(Saved entries)
────────
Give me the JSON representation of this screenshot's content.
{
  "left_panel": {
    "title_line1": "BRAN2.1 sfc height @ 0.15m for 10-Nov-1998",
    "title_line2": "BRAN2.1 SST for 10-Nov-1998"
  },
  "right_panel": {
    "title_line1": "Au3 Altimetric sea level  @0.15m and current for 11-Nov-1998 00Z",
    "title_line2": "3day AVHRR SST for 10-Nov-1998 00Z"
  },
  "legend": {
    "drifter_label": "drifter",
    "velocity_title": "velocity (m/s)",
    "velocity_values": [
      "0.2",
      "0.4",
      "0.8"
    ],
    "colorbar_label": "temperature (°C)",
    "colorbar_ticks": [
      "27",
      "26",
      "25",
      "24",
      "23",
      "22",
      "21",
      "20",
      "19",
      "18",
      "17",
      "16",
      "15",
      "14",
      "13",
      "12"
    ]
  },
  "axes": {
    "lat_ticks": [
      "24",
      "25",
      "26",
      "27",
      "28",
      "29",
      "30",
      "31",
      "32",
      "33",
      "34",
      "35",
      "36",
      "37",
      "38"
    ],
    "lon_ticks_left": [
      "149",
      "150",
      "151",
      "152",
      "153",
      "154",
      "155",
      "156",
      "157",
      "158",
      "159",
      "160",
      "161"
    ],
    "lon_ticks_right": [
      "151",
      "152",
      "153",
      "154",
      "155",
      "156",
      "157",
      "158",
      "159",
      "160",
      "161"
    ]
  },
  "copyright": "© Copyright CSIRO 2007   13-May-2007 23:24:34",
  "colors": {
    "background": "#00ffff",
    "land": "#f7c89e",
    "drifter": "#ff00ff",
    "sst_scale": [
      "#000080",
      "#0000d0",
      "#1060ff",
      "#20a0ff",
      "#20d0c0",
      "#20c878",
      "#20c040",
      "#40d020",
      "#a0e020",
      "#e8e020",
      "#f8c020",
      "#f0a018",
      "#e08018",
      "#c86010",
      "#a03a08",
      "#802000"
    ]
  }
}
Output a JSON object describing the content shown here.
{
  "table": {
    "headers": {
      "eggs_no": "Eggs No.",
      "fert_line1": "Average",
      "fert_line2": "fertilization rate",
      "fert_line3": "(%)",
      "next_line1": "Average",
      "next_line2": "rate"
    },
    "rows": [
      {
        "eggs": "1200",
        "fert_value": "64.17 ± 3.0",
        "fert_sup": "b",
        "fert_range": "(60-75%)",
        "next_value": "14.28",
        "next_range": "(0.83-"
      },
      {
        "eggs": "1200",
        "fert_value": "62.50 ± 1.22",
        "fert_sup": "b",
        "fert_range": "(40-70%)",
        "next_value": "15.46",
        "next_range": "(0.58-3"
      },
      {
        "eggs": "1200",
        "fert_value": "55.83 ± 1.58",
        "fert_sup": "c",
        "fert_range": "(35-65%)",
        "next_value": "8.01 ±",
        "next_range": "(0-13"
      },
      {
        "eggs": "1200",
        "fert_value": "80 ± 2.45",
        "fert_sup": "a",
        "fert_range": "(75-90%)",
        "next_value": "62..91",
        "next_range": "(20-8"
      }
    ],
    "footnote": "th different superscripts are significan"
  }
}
────────
» **SET PROBLEM**
Pull out all lines of the data with the string "content".

» **PROBLEM SOLUTION**
Give me the JSON representation of this screenshot's content.
Output a JSON object describing the content shown here.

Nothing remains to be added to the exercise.